## TEXT BLOCK
···

Google says it’s removing XSLT to address security vulnerabilities. The underlying library that processes XSLT in Chrome (libxslt) is an aging C/C++ codebase with known memory safety issues. Chrome’s team argues that because only about 0.02% of page loads use XSLT, it’s not worth the maintenance burden.
It’s debatable whether Google, with all its resources, really needs to do this, especially given that 0.02% of all page loads is still quite a lot. But there are certainly times when it’s better to just delete seldom-used old code from your project to lower the maintenance burden and reduce the surface area for attacks.
Big tech has been straining the libxml2 dev who recently got annoyed with them. Instead of helping maintain the libraries they ship on billions of computers, Google is trying to reduce there use.
I’m not entirely sure what the “maintenance burden” even is on a tech that hasn’t changed in decades.
what burden? I thought burdens don’t exist anymore thanks to the power of LLMs???
From the article:
It’s debatable whether Google, with all its resources, really needs to do this, especially given that 0.02% of all page loads is still quite a lot. But there are certainly times when it’s better to just delete seldom-used old code from your project to lower the maintenance burden and reduce the surface area for attacks.
Big tech has been straining the libxml2 dev who recently got annoyed with them. Instead of helping maintain the libraries they ship on billions of computers, Google is trying to reduce there use.

···

## ENTRIES SHOWN
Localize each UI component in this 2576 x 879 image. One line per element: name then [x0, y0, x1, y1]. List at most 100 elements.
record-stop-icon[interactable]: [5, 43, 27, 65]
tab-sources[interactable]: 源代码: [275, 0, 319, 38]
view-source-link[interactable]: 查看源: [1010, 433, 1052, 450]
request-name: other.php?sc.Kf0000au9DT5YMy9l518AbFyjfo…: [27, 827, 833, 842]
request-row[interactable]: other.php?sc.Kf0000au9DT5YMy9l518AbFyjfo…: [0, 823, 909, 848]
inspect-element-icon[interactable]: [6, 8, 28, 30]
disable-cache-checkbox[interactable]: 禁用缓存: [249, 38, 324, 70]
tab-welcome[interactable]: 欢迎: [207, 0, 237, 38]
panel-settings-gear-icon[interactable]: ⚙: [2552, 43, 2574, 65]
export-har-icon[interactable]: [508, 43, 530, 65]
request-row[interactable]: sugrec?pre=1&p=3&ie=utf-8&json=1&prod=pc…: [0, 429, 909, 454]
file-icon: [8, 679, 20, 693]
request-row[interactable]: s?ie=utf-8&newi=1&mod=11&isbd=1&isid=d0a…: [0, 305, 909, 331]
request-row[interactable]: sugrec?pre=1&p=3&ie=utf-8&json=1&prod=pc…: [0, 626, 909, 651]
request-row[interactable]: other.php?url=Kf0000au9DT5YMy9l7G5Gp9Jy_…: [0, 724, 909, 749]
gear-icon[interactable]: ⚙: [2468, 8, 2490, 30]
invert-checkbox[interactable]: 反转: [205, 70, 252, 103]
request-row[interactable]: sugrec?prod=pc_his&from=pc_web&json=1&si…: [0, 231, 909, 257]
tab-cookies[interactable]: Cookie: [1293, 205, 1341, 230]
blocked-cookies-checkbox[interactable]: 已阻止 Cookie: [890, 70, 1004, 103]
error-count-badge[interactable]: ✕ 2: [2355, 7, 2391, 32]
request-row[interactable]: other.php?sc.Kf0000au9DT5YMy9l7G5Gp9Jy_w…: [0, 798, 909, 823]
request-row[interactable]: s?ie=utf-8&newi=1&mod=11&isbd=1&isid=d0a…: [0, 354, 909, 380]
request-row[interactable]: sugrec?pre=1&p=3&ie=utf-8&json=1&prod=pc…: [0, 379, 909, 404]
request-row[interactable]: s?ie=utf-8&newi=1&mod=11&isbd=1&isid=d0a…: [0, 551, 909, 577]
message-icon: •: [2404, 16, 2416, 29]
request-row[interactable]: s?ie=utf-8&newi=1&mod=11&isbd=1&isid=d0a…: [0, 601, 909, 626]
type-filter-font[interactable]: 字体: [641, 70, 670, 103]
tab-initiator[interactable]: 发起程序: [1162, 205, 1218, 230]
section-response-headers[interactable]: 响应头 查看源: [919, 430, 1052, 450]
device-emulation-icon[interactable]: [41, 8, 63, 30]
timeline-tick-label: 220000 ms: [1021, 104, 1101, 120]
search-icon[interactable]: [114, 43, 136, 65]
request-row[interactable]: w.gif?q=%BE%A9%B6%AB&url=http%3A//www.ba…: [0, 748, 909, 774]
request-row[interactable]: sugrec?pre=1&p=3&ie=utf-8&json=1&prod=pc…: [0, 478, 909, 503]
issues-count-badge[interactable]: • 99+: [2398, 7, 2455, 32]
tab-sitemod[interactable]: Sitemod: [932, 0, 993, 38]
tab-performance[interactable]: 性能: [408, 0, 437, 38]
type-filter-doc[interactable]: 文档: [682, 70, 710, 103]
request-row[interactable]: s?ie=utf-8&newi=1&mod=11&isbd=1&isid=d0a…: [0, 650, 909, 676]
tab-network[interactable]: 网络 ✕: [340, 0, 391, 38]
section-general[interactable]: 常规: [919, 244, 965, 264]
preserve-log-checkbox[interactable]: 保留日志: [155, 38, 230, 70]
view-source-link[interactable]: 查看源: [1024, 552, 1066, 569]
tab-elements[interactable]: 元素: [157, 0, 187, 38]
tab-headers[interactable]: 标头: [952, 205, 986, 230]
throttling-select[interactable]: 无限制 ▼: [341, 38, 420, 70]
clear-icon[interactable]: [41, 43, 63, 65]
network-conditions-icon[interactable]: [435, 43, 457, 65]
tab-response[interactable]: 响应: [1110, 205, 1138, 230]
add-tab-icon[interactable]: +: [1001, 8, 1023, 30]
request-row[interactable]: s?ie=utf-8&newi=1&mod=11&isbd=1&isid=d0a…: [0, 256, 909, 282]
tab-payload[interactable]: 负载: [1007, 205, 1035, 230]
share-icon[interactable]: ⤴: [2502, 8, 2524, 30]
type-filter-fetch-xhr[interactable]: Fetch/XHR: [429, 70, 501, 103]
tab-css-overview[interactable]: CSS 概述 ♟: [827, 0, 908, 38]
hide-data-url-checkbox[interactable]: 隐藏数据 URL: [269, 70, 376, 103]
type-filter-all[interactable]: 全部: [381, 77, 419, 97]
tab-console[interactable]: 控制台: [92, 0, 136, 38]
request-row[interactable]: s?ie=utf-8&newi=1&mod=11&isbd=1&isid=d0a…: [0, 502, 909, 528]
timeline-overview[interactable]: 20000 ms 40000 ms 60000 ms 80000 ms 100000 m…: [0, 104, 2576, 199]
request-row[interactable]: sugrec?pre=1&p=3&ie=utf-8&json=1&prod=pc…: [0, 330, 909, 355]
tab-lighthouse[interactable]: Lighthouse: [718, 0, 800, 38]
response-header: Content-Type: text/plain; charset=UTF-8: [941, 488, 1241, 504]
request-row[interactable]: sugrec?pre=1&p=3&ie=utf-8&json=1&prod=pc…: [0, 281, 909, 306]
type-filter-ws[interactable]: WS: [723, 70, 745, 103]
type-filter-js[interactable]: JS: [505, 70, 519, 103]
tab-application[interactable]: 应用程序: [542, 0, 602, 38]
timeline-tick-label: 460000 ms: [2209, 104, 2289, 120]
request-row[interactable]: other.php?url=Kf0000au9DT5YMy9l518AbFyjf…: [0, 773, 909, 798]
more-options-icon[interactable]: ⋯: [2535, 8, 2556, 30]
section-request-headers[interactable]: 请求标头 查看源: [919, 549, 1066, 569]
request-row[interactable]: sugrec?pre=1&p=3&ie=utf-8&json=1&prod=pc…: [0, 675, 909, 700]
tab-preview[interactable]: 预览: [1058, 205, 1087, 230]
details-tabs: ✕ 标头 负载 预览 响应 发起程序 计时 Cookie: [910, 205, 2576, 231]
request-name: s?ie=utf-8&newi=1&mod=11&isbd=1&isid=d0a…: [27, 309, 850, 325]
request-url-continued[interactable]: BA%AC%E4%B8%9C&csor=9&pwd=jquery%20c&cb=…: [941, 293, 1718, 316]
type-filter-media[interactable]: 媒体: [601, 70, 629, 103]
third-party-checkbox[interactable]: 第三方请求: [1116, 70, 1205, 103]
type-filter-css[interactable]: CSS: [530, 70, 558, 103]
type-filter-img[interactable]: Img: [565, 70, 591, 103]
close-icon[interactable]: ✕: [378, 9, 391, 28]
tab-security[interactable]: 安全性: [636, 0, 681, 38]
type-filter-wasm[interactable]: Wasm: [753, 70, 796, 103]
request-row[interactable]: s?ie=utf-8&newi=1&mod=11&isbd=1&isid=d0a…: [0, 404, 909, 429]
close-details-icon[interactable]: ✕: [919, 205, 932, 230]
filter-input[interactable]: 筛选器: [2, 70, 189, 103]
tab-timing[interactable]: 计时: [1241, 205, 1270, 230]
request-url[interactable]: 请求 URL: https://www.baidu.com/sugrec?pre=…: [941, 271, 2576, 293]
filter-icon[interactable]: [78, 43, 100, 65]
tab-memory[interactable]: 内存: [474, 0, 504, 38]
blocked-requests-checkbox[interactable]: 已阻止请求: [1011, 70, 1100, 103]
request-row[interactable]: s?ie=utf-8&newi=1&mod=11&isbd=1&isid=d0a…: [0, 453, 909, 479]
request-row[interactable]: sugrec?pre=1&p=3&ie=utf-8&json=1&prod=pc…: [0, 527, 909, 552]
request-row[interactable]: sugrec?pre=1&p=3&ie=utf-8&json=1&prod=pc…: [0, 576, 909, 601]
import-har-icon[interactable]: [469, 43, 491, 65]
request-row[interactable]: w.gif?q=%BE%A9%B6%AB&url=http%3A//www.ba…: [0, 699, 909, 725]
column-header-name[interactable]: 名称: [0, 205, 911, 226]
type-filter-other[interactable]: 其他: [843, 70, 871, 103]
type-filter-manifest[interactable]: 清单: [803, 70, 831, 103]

···

## THINGS TO DO
(1) In the text about XSLT in Chrome, about what share of page loads use XSLT, according to Chrome's team?
(2) Condense the paragraph of the text about XSLT in Chrome that begins "Google says it's removing XSLT" into one sentence.

## TASK ANSWERS
(1) About 0.02%

(2) Google is removing XSLT from Chrome over security concerns: its processing library, libxslt, is an aging C/C++ codebase with known memory safety issues, and Chrome's team holds that with only about 0.02% of page loads using XSLT, it is not worth the maintenance burden.